Restate every entry word for word.

● Task material:
········
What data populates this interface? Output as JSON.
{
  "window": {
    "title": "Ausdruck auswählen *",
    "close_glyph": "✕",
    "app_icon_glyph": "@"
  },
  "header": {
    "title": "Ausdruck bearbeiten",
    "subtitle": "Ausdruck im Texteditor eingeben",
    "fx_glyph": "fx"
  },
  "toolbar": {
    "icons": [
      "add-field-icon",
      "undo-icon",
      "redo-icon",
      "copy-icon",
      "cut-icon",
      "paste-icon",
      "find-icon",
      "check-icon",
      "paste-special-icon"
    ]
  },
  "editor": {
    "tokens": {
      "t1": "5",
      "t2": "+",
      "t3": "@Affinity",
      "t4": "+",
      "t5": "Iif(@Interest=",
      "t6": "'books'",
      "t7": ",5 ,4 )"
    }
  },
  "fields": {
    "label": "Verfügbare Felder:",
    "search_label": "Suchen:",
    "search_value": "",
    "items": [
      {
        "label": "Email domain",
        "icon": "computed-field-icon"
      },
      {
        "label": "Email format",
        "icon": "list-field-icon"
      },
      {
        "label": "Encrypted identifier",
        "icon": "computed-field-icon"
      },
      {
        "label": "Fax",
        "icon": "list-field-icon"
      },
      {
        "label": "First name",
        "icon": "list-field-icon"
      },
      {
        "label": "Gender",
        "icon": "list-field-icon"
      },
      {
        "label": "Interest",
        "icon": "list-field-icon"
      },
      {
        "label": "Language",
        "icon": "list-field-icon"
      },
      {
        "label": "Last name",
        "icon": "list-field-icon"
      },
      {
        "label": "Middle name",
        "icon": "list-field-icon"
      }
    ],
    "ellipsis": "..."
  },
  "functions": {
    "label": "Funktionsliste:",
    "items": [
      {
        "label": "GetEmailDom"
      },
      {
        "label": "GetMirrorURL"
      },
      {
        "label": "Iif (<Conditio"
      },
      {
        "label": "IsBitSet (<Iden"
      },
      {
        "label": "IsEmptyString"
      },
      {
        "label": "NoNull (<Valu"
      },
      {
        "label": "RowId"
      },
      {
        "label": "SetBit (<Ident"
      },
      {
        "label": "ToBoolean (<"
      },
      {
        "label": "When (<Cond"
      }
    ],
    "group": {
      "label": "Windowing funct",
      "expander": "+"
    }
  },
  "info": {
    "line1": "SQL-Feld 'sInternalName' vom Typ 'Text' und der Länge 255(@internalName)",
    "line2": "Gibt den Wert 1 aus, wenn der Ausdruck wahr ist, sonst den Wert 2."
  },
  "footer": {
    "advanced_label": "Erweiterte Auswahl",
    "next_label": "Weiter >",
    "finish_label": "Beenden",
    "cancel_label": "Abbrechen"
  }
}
········
● Completed task:
What data populates this interface? Output as JSON.
{
  "window": {
    "title": "Ausdruck auswählen *",
    "close_glyph": "✕",
    "app_icon_glyph": "@"
  },
  "header": {
    "title": "Ausdruck bearbeiten",
    "subtitle": "Ausdruck im Texteditor eingeben",
    "fx_glyph": "fx"
  },
  "toolbar": {
    "icons": [
      "add-field-icon",
      "undo-icon",
      "redo-icon",
      "copy-icon",
      "cut-icon",
      "paste-icon",
      "find-icon",
      "check-icon",
      "paste-special-icon"
    ]
  },
  "editor": {
    "tokens": {
      "t1": "5",
      "t2": "+",
      "t3": "@Affinity",
      "t4": "+",
      "t5": "Iif(@Interest=",
      "t6": "'books'",
      "t7": ",5 ,4 )"
    }
  },
  "fields": {
    "label": "Verfügbare Felder:",
    "search_label": "Suchen:",
    "search_value": "",
    "items": [
      {
        "label": "Email domain",
        "icon": "computed-field-icon"
      },
      {
        "label": "Email format",
        "icon": "list-field-icon"
      },
      {
        "label": "Encrypted identifier",
        "icon": "computed-field-icon"
      },
      {
        "label": "Fax",
        "icon": "list-field-icon"
      },
      {
        "label": "First name",
        "icon": "list-field-icon"
      },
      {
        "label": "Gender",
        "icon": "list-field-icon"
      },
      {
        "label": "Interest",
        "icon": "list-field-icon"
      },
      {
        "label": "Language",
        "icon": "list-field-icon"
      },
      {
        "label": "Last name",
        "icon": "list-field-icon"
      },
      {
        "label": "Middle name",
        "icon": "list-field-icon"
      }
    ],
    "ellipsis": "..."
  },
  "functions": {
    "label": "Funktionsliste:",
    "items": [
      {
        "label": "GetEmailDom"
      },
      {
        "label": "GetMirrorURL"
      },
      {
        "label": "Iif (<Conditio"
      },
      {
        "label": "IsBitSet (<Iden"
      },
      {
        "label": "IsEmptyString"
      },
      {
        "label": "NoNull (<Valu"
      },
      {
        "label": "RowId"
      },
      {
        "label": "SetBit (<Ident"
      },
      {
        "label": "ToBoolean (<"
      },
      {
        "label": "When (<Cond"
      }
    ],
    "group": {
      "label": "Windowing funct",
      "expander": "+"
    }
  },
  "info": {
    "line1": "SQL-Feld 'sInternalName' vom Typ 'Text' und der Länge 255(@internalName)",
    "line2": "Gibt den Wert 1 aus, wenn der Ausdruck wahr ist, sonst den Wert 2."
  },
  "footer": {
    "advanced_label": "Erweiterte Auswahl",
    "next_label": "Weiter >",
    "finish_label": "Beenden",
    "cancel_label": "Abbrechen"
  }
}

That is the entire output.